■ Problem to solve:
Copy every line of the data that includes the string "Порядок".

■ Data provided:
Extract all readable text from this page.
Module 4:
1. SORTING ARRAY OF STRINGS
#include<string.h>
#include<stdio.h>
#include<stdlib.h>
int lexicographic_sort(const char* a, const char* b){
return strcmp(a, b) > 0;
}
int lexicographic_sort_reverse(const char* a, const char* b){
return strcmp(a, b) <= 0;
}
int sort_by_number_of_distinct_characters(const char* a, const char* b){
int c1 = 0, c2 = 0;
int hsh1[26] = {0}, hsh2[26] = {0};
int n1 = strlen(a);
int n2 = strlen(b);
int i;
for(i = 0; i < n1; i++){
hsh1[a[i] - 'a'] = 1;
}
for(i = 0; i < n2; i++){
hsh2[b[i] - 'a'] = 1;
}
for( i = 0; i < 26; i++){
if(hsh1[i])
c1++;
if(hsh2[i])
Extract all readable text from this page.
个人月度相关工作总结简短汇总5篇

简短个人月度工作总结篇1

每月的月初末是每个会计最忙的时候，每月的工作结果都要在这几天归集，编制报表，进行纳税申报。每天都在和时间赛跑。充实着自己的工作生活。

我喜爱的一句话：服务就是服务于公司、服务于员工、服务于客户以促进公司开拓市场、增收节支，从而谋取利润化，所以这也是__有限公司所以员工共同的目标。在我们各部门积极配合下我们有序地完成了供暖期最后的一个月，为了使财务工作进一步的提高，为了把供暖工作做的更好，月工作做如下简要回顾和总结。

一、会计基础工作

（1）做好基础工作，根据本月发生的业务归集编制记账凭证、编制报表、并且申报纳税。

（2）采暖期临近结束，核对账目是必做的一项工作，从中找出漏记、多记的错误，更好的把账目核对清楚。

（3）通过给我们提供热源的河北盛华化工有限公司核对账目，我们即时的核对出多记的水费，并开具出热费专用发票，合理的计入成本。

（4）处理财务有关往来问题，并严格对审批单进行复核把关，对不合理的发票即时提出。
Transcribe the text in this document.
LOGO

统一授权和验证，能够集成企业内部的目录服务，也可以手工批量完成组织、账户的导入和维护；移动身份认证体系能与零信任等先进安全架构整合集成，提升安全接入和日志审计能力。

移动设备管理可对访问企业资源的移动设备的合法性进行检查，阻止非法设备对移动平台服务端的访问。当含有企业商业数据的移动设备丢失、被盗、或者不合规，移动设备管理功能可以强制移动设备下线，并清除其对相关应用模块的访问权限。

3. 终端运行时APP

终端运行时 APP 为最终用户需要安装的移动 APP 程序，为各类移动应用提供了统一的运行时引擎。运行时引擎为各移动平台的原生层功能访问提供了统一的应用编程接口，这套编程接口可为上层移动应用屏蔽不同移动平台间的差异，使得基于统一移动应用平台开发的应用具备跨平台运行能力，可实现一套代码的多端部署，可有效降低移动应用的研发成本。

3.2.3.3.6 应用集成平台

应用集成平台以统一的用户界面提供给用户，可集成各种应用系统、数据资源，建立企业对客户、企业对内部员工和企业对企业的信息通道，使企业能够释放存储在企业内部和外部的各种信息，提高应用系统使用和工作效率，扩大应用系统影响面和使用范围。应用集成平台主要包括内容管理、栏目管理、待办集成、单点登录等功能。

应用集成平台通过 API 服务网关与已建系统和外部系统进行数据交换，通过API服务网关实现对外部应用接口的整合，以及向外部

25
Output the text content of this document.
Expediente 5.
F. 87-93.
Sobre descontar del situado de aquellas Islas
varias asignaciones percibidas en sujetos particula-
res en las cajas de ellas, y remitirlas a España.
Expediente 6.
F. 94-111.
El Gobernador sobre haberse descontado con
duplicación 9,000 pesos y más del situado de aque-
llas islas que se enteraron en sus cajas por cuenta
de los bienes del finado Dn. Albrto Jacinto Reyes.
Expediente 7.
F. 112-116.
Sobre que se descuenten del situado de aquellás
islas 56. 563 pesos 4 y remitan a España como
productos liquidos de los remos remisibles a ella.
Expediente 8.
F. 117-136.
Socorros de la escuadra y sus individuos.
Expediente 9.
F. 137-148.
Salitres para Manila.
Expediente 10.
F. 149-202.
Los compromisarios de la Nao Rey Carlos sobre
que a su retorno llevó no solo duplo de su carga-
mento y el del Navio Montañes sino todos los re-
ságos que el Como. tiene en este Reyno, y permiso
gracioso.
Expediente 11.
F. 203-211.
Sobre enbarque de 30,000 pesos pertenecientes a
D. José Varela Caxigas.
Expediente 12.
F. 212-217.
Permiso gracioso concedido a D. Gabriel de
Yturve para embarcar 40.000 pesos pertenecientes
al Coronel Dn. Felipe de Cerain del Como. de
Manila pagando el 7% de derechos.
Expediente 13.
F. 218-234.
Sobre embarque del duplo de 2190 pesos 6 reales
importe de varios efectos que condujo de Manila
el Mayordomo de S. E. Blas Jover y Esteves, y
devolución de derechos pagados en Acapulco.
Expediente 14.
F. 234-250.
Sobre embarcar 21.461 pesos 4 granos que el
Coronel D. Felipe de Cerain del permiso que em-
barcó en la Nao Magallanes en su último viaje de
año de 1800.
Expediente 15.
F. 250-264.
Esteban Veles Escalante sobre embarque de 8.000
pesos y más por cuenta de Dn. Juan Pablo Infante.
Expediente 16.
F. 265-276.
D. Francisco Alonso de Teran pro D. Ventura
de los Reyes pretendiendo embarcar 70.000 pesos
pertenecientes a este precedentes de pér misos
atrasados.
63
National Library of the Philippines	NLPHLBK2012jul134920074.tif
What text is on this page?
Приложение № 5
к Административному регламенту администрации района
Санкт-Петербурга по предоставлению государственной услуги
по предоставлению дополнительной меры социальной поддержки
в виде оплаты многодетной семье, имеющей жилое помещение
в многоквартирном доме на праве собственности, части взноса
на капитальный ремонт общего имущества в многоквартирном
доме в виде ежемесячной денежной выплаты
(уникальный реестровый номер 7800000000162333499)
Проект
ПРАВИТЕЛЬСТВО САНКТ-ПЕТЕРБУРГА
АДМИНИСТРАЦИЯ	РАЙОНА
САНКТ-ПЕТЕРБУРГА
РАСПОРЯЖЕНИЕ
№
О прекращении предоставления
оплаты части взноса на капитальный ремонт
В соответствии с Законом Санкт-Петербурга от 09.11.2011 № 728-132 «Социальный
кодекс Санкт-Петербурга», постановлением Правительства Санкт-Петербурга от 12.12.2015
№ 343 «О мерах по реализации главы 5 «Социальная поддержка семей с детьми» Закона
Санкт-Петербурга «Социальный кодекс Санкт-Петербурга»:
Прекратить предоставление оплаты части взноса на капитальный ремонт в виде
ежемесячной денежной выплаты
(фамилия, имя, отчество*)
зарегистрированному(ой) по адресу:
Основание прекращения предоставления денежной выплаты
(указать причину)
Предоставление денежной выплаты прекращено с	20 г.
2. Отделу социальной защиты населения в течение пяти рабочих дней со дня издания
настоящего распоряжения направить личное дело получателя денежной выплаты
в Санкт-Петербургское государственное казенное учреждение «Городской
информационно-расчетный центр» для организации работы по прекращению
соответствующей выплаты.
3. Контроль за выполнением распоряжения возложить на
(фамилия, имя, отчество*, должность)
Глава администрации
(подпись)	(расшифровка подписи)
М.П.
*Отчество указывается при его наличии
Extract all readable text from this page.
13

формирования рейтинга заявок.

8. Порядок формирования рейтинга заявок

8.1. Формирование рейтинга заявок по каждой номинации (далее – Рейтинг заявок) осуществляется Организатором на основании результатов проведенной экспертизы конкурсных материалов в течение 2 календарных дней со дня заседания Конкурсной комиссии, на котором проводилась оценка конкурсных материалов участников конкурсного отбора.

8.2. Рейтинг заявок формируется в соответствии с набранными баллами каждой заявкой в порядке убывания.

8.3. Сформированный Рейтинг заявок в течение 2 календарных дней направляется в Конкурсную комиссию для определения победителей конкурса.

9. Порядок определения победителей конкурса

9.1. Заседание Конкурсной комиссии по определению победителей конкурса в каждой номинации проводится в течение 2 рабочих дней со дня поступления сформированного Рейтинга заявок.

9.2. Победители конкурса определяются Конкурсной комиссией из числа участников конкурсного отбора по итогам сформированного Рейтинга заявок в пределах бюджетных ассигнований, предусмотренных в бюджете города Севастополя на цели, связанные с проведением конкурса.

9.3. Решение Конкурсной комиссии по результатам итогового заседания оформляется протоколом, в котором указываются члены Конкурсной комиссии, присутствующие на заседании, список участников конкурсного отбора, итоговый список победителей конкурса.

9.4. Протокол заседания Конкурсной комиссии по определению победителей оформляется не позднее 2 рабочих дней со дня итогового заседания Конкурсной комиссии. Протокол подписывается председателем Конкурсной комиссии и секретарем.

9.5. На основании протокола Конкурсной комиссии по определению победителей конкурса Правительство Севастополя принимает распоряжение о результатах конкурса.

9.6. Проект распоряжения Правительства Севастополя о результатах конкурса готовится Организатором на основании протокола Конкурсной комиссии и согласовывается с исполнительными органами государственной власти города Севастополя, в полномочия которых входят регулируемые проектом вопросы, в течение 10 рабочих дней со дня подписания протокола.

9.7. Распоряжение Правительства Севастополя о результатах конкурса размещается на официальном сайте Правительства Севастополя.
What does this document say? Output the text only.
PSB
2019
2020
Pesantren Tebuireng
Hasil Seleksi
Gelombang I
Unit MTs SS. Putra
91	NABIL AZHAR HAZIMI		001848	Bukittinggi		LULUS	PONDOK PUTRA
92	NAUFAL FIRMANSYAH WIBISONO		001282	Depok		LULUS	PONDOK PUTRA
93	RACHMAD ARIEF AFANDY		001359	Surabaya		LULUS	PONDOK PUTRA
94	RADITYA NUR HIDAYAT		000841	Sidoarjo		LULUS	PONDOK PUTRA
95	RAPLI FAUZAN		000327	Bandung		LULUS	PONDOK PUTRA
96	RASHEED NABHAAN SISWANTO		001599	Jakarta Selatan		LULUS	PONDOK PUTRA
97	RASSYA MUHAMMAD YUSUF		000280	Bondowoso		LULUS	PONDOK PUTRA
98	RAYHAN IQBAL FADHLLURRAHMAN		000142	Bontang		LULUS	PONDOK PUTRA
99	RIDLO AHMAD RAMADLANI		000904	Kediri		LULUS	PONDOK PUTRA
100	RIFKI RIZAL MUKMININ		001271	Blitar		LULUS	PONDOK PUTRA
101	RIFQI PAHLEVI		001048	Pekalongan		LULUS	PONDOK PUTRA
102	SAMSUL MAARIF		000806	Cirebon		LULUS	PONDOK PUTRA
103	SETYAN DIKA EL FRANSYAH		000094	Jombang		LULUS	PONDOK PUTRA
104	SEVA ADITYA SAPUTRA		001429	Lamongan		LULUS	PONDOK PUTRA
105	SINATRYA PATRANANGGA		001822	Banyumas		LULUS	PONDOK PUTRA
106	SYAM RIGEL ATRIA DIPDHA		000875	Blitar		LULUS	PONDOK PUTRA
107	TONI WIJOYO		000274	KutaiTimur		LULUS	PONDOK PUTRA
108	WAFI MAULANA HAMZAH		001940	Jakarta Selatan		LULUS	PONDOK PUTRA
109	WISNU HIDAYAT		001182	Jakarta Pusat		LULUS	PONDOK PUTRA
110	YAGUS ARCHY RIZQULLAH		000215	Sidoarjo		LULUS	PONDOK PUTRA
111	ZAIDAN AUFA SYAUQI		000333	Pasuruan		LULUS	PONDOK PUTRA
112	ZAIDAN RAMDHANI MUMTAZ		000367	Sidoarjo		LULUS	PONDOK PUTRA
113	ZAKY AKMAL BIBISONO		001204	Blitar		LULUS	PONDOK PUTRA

■ Task answer:
8. Порядок формирования рейтинга заявок
9. Порядок определения победителей конкурса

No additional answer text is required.